# Information provided:

## Begin

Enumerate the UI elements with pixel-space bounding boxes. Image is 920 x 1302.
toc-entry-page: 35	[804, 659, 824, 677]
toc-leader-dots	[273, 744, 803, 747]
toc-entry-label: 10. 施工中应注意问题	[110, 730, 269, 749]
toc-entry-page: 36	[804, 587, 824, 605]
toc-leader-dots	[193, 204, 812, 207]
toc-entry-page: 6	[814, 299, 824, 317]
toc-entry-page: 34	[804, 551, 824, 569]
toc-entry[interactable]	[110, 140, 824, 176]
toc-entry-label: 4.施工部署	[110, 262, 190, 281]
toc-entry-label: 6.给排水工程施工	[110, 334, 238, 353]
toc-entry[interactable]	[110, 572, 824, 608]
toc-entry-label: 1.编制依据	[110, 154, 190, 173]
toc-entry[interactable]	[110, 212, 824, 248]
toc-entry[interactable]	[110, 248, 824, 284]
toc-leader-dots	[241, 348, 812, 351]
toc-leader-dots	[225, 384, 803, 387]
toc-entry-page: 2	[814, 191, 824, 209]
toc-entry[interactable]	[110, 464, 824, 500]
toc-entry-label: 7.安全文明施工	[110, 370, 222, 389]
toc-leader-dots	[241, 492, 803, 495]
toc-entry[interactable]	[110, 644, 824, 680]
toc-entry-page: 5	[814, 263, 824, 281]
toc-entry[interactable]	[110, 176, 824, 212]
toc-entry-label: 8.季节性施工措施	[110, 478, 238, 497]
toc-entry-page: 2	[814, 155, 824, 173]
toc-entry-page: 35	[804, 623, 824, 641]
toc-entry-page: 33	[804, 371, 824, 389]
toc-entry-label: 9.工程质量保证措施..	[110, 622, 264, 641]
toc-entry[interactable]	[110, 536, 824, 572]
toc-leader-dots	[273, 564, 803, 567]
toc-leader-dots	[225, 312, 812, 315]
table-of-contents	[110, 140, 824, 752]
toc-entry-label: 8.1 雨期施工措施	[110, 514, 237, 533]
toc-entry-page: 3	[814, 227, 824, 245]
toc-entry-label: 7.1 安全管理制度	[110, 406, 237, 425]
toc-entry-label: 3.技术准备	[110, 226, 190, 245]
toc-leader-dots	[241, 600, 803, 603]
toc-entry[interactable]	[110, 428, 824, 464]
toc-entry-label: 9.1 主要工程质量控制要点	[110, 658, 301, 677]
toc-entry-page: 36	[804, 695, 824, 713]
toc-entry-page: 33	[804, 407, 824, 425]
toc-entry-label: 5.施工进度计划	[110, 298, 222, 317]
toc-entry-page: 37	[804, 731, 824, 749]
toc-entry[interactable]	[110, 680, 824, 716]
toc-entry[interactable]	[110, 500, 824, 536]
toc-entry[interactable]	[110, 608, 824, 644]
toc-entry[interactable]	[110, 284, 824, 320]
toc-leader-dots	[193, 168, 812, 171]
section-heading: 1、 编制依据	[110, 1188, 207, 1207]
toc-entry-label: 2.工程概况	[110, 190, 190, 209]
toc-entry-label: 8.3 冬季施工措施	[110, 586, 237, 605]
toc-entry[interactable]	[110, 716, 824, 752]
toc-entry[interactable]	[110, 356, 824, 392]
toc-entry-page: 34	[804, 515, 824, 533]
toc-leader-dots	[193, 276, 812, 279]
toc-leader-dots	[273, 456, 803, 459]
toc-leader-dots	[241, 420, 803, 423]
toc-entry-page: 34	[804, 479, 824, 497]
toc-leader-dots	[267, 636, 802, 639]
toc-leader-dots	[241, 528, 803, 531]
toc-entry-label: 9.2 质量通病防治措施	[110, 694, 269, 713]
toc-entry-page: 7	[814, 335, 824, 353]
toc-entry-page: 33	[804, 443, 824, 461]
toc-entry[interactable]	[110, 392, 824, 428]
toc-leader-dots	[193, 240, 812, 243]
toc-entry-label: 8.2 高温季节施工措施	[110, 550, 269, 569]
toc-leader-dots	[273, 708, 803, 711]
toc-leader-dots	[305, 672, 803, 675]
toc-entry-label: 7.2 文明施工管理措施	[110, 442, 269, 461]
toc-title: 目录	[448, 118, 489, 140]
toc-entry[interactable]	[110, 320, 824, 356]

## End

# Requirement:
Copy every line of the records above verbatim, from the first line through the last, keeping each line's text, spacing, and bounding-box numbers unchanged.

# Complete output:
Enumerate the UI elements with pixel-space bounding boxes. Image is 920 x 1302.
toc-entry-page: 35	[804, 659, 824, 677]
toc-leader-dots	[273, 744, 803, 747]
toc-entry-label: 10. 施工中应注意问题	[110, 730, 269, 749]
toc-entry-page: 36	[804, 587, 824, 605]
toc-leader-dots	[193, 204, 812, 207]
toc-entry-page: 6	[814, 299, 824, 317]
toc-entry-page: 34	[804, 551, 824, 569]
toc-entry[interactable]	[110, 140, 824, 176]
toc-entry-label: 4.施工部署	[110, 262, 190, 281]
toc-entry-label: 6.给排水工程施工	[110, 334, 238, 353]
toc-entry[interactable]	[110, 572, 824, 608]
toc-entry-label: 1.编制依据	[110, 154, 190, 173]
toc-entry[interactable]	[110, 212, 824, 248]
toc-entry[interactable]	[110, 248, 824, 284]
toc-leader-dots	[241, 348, 812, 351]
toc-leader-dots	[225, 384, 803, 387]
toc-entry-page: 2	[814, 191, 824, 209]
toc-entry[interactable]	[110, 464, 824, 500]
toc-entry-label: 7.安全文明施工	[110, 370, 222, 389]
toc-leader-dots	[241, 492, 803, 495]
toc-entry[interactable]	[110, 644, 824, 680]
toc-entry-page: 5	[814, 263, 824, 281]
toc-entry[interactable]	[110, 176, 824, 212]
toc-entry-label: 8.季节性施工措施	[110, 478, 238, 497]
toc-entry-page: 2	[814, 155, 824, 173]
toc-entry-page: 35	[804, 623, 824, 641]
toc-entry-page: 33	[804, 371, 824, 389]
toc-entry-label: 9.工程质量保证措施..	[110, 622, 264, 641]
toc-entry[interactable]	[110, 536, 824, 572]
toc-leader-dots	[273, 564, 803, 567]
toc-leader-dots	[225, 312, 812, 315]
table-of-contents	[110, 140, 824, 752]
toc-entry-label: 8.1 雨期施工措施	[110, 514, 237, 533]
toc-entry-page: 3	[814, 227, 824, 245]
toc-entry-label: 7.1 安全管理制度	[110, 406, 237, 425]
toc-entry-label: 3.技术准备	[110, 226, 190, 245]
toc-leader-dots	[241, 600, 803, 603]
toc-entry[interactable]	[110, 428, 824, 464]
toc-entry-label: 9.1 主要工程质量控制要点	[110, 658, 301, 677]
toc-entry-page: 36	[804, 695, 824, 713]
toc-entry-page: 33	[804, 407, 824, 425]
toc-entry-label: 5.施工进度计划	[110, 298, 222, 317]
toc-entry-page: 37	[804, 731, 824, 749]
toc-entry[interactable]	[110, 680, 824, 716]
toc-entry[interactable]	[110, 500, 824, 536]
toc-entry[interactable]	[110, 608, 824, 644]
toc-entry[interactable]	[110, 284, 824, 320]
toc-leader-dots	[193, 168, 812, 171]
section-heading: 1、 编制依据	[110, 1188, 207, 1207]
toc-entry-label: 2.工程概况	[110, 190, 190, 209]
toc-entry-label: 8.3 冬季施工措施	[110, 586, 237, 605]
toc-entry[interactable]	[110, 716, 824, 752]
toc-entry[interactable]	[110, 356, 824, 392]
toc-entry-page: 34	[804, 515, 824, 533]
toc-leader-dots	[193, 276, 812, 279]
toc-leader-dots	[273, 456, 803, 459]
toc-leader-dots	[241, 420, 803, 423]
toc-entry-page: 34	[804, 479, 824, 497]
toc-leader-dots	[267, 636, 802, 639]
toc-leader-dots	[241, 528, 803, 531]
toc-entry-label: 9.2 质量通病防治措施	[110, 694, 269, 713]
toc-entry-page: 7	[814, 335, 824, 353]
toc-entry-page: 33	[804, 443, 824, 461]
toc-entry[interactable]	[110, 392, 824, 428]
toc-leader-dots	[193, 240, 812, 243]
toc-entry-label: 8.2 高温季节施工措施	[110, 550, 269, 569]
toc-leader-dots	[273, 708, 803, 711]
toc-leader-dots	[305, 672, 803, 675]
toc-entry-label: 7.2 文明施工管理措施	[110, 442, 269, 461]
toc-title: 目录	[448, 118, 489, 140]
toc-entry[interactable]	[110, 320, 824, 356]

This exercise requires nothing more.